▸ Supplied data:
═══
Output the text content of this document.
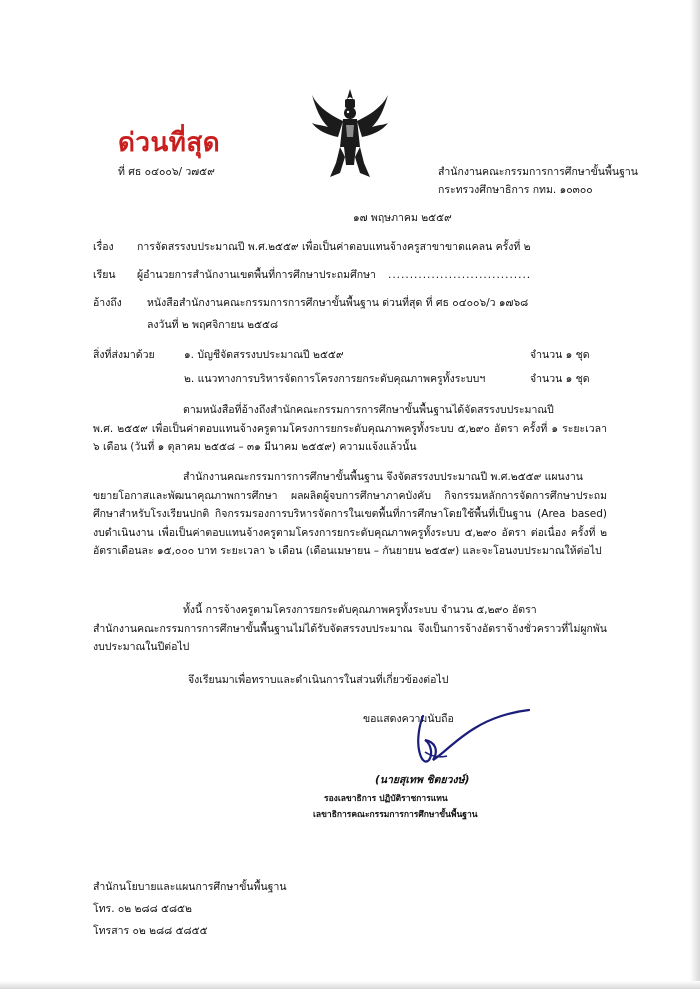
ด่วนที่สุด
ที่ ศธ ๐๔๐๐๖/ ว๗๕๙	สำนักงานคณะกรรมการการศึกษาขั้นพื้นฐาน
กระทรวงศึกษาธิการ กทม. ๑๐๓๐๐
๑๗ พฤษภาคม ๒๕๕๙
เรื่อง การจัดสรรงบประมาณปี พ.ศ.๒๕๕๙ เพื่อเป็นค่าตอบแทนจ้างครูสาขาขาดแคลน ครั้งที่ ๒
เรียน ผู้อำนวยการสำนักงานเขตพื้นที่การศึกษาประถมศึกษา .................................
อ้างถึง หนังสือสำนักงานคณะกรรมการการศึกษาขั้นพื้นฐาน ด่วนที่สุด ที่ ศธ ๐๔๐๐๖/ว ๑๗๖๘
ลงวันที่ ๒ พฤศจิกายน ๒๕๕๘
สิ่งที่ส่งมาด้วย	๑. บัญชีจัดสรรงบประมาณปี ๒๕๕๙	จำนวน ๑ ชุด
๒. แนวทางการบริหารจัดการโครงการยกระดับคุณภาพครูทั้งระบบฯ	จำนวน ๑ ชุด
ตามหนังสือที่อ้างถึงสำนักคณะกรรมการการศึกษาขั้นพื้นฐานได้จัดสรรงบประมาณปี
พ.ศ. ๒๕๕๙ เพื่อเป็นค่าตอบแทนจ้างครูตามโครงการยกระดับคุณภาพครูทั้งระบบ ๕,๒๙๐ อัตรา ครั้งที่ ๑ ระยะเวลา ๖ เดือน (วันที่ ๑ ตุลาคม ๒๕๕๘ – ๓๑ มีนาคม ๒๕๕๙) ความแจ้งแล้วนั้น
สำนักงานคณะกรรมการการศึกษาขั้นพื้นฐาน จึงจัดสรรงบประมาณปี พ.ศ.๒๕๕๙ แผนงาน
ขยายโอกาสและพัฒนาคุณภาพการศึกษา ผลผลิตผู้จบการศึกษาภาคบังคับ กิจกรรมหลักการจัดการศึกษาประถมศึกษาสำหรับโรงเรียนปกติ กิจกรรมรองการบริหารจัดการในเขตพื้นที่การศึกษาโดยใช้พื้นที่เป็นฐาน (Area based) งบดำเนินงาน เพื่อเป็นค่าตอบแทนจ้างครูตามโครงการยกระดับคุณภาพครูทั้งระบบ ๕,๒๙๐ อัตรา ต่อเนื่อง ครั้งที่ ๒ อัตราเดือนละ ๑๕,๐๐๐ บาท ระยะเวลา ๖ เดือน (เดือนเมษายน – กันยายน ๒๕๕๙) และจะโอนงบประมาณให้ต่อไป
ทั้งนี้ การจ้างครูตามโครงการยกระดับคุณภาพครูทั้งระบบ จำนวน ๕,๒๙๐ อัตรา
สำนักงานคณะกรรมการการศึกษาขั้นพื้นฐานไม่ได้รับจัดสรรงบประมาณ จึงเป็นการจ้างอัตราจ้างชั่วคราวที่ไม่ผูกพันงบประมาณในปีต่อไป
จึงเรียนมาเพื่อทราบและดำเนินการในส่วนที่เกี่ยวข้องต่อไป
ขอแสดงความนับถือ
(นายสุเทพ ชิตยวงษ์)
รองเลขาธิการ ปฏิบัติราชการแทน
เลขาธิการคณะกรรมการการศึกษาขั้นพื้นฐาน
สำนักนโยบายและแผนการศึกษาขั้นพื้นฐาน
โทร. ๐๒ ๒๘๘ ๕๘๕๒
โทรสาร ๐๒ ๒๘๘ ๕๘๕๕
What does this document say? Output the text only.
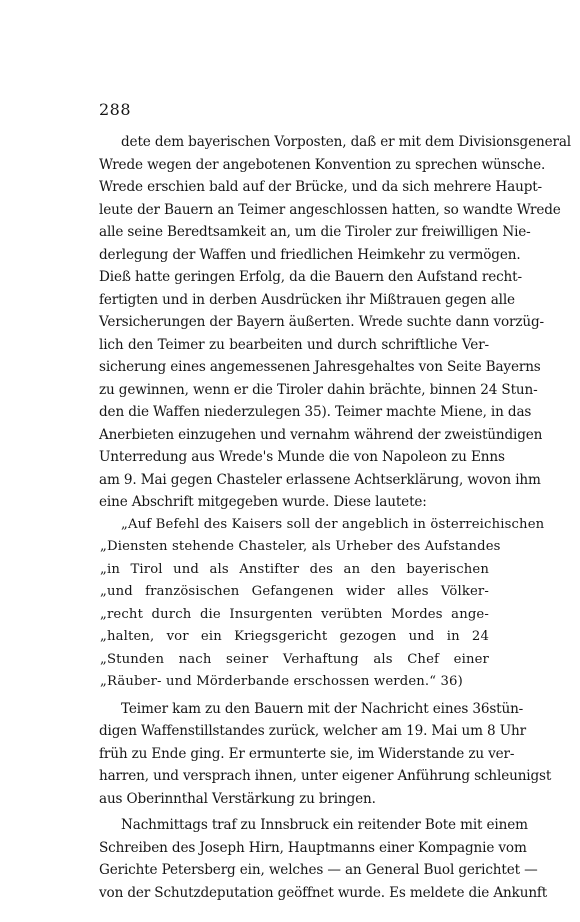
288
dete dem bayerischen Vorposten, daß er mit dem Divisionsgeneral
Wrede wegen der angebotenen Konvention zu sprechen wünsche.
Wrede erschien bald auf der Brücke, und da sich mehrere Haupt-
leute der Bauern an Teimer angeschlossen hatten, so wandte Wrede
alle seine Beredtsamkeit an, um die Tiroler zur freiwilligen Nie-
derlegung der Waffen und friedlichen Heimkehr zu vermögen.
Dieß hatte geringen Erfolg, da die Bauern den Aufstand recht-
fertigten und in derben Ausdrücken ihr Mißtrauen gegen alle
Versicherungen der Bayern äußerten. Wrede suchte dann vorzüg-
lich den Teimer zu bearbeiten und durch schriftliche Ver-
sicherung eines angemessenen Jahresgehaltes von Seite Bayerns
zu gewinnen, wenn er die Tiroler dahin brächte, binnen 24 Stun-
den die Waffen niederzulegen 35). Teimer machte Miene, in das
Anerbieten einzugehen und vernahm während der zweistündigen
Unterredung aus Wrede's Munde die von Napoleon zu Enns
am 9. Mai gegen Chasteler erlassene Achtserklärung, wovon ihm
eine Abschrift mitgegeben wurde. Diese lautete:
„Auf Befehl des Kaisers soll der angeblich in österreichischen
„Diensten stehende Chasteler, als Urheber des Aufstandes
„in Tirol und als Anstifter des an den bayerischen
„und französischen Gefangenen wider alles Völker-
„recht durch die Insurgenten verübten Mordes ange-
„halten, vor ein Kriegsgericht gezogen und in 24
„Stunden nach seiner Verhaftung als Chef einer
„Räuber- und Mörderbande erschossen werden.“ 36)
Teimer kam zu den Bauern mit der Nachricht eines 36stün-
digen Waffenstillstandes zurück, welcher am 19. Mai um 8 Uhr
früh zu Ende ging. Er ermunterte sie, im Widerstande zu ver-
harren, und versprach ihnen, unter eigener Anführung schleunigst
aus Oberinnthal Verstärkung zu bringen.
Nachmittags traf zu Innsbruck ein reitender Bote mit einem
Schreiben des Joseph Hirn, Hauptmanns einer Kompagnie vom
Gerichte Petersberg ein, welches — an General Buol gerichtet —
von der Schutzdeputation geöffnet wurde. Es meldete die Ankunft
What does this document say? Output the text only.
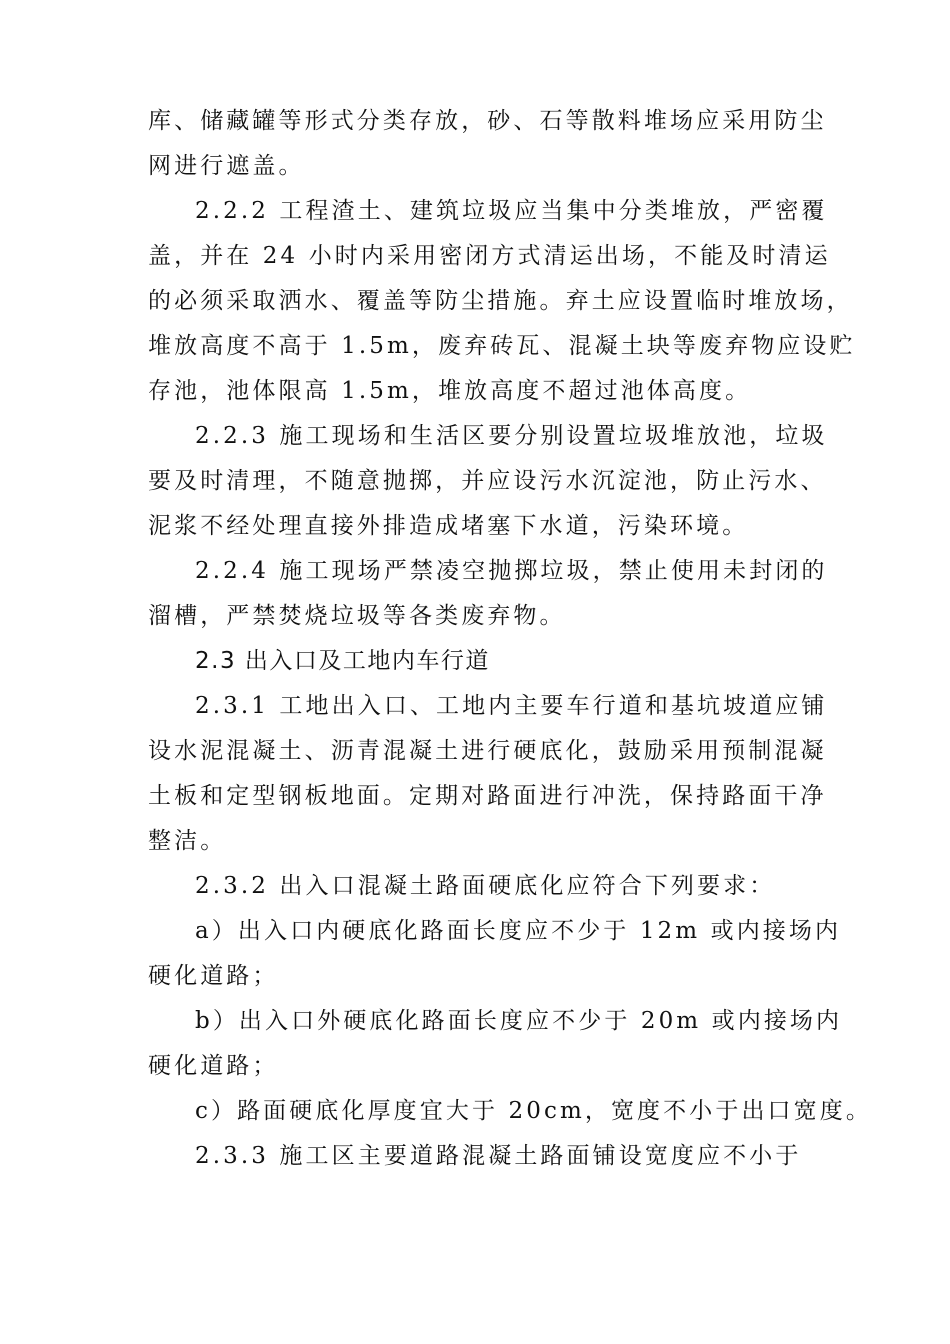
库、储藏罐等形式分类存放，砂、石等散料堆场应采用防尘
网进行遮盖。
2.2.2 工程渣土、建筑垃圾应当集中分类堆放，严密覆
盖，并在 24 小时内采用密闭方式清运出场，不能及时清运
的必须采取洒水、覆盖等防尘措施。弃土应设置临时堆放场，
堆放高度不高于 1.5m，废弃砖瓦、混凝土块等废弃物应设贮
存池，池体限高 1.5m，堆放高度不超过池体高度。
2.2.3 施工现场和生活区要分别设置垃圾堆放池，垃圾
要及时清理，不随意抛掷，并应设污水沉淀池，防止污水、
泥浆不经处理直接外排造成堵塞下水道，污染环境。
2.2.4 施工现场严禁凌空抛掷垃圾，禁止使用未封闭的
溜槽，严禁焚烧垃圾等各类废弃物。
2.3 出入口及工地内车行道
2.3.1 工地出入口、工地内主要车行道和基坑坡道应铺
设水泥混凝土、沥青混凝土进行硬底化，鼓励采用预制混凝
土板和定型钢板地面。定期对路面进行冲洗，保持路面干净
整洁。
2.3.2 出入口混凝土路面硬底化应符合下列要求：
a）出入口内硬底化路面长度应不少于 12m 或内接场内
硬化道路；
b）出入口外硬底化路面长度应不少于 20m 或内接场内
硬化道路；
c）路面硬底化厚度宜大于 20cm，宽度不小于出口宽度。
2.3.3 施工区主要道路混凝土路面铺设宽度应不小于
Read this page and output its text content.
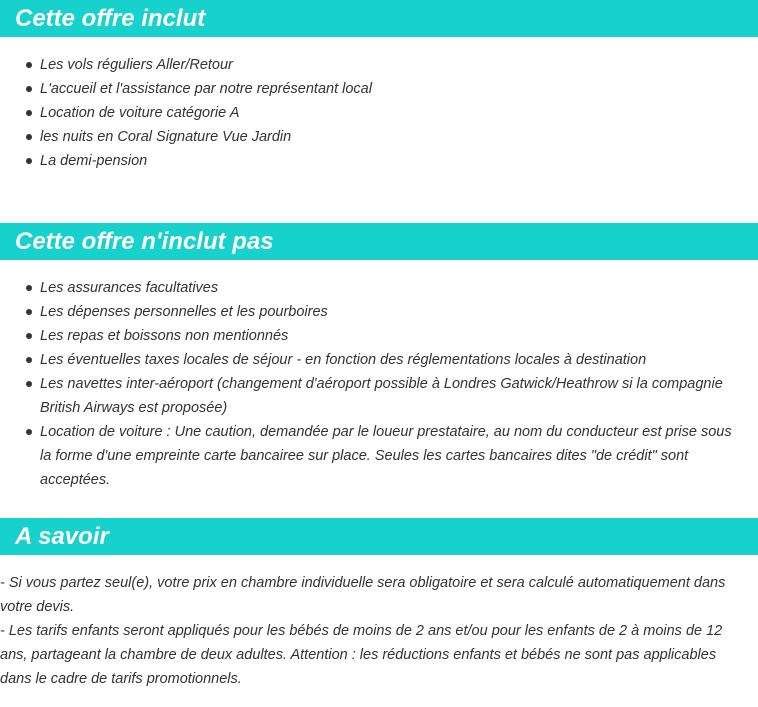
Cette offre inclut
Les vols réguliers Aller/Retour
L'accueil et l'assistance par notre représentant local
Location de voiture catégorie A
les nuits en Coral Signature Vue Jardin
La demi-pension
Cette offre n'inclut pas
Les assurances facultatives
Les dépenses personnelles et les pourboires
Les repas et boissons non mentionnés
Les éventuelles taxes locales de séjour - en fonction des réglementations locales à destination
Les navettes inter-aéroport (changement d'aéroport possible à Londres Gatwick/Heathrow si la compagnie British Airways est proposée)
Location de voiture : Une caution, demandée par le loueur prestataire, au nom du conducteur est prise sous la forme d'une empreinte carte bancairee sur place. Seules les cartes bancaires dites "de crédit" sont acceptées.
A savoir
- Si vous partez seul(e), votre prix en chambre individuelle sera obligatoire et sera calculé automatiquement dans votre devis.
- Les tarifs enfants seront appliqués pour les bébés de moins de 2 ans et/ou pour les enfants de 2 à moins de 12 ans, partageant la chambre de deux adultes. Attention : les réductions enfants et bébés ne sont pas applicables dans le cadre de tarifs promotionnels.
═══
▸ Your task:
Where a line holds the string "offre", copy that line.

▸ Task answer:
Cette offre inclut
Cette offre n'inclut pas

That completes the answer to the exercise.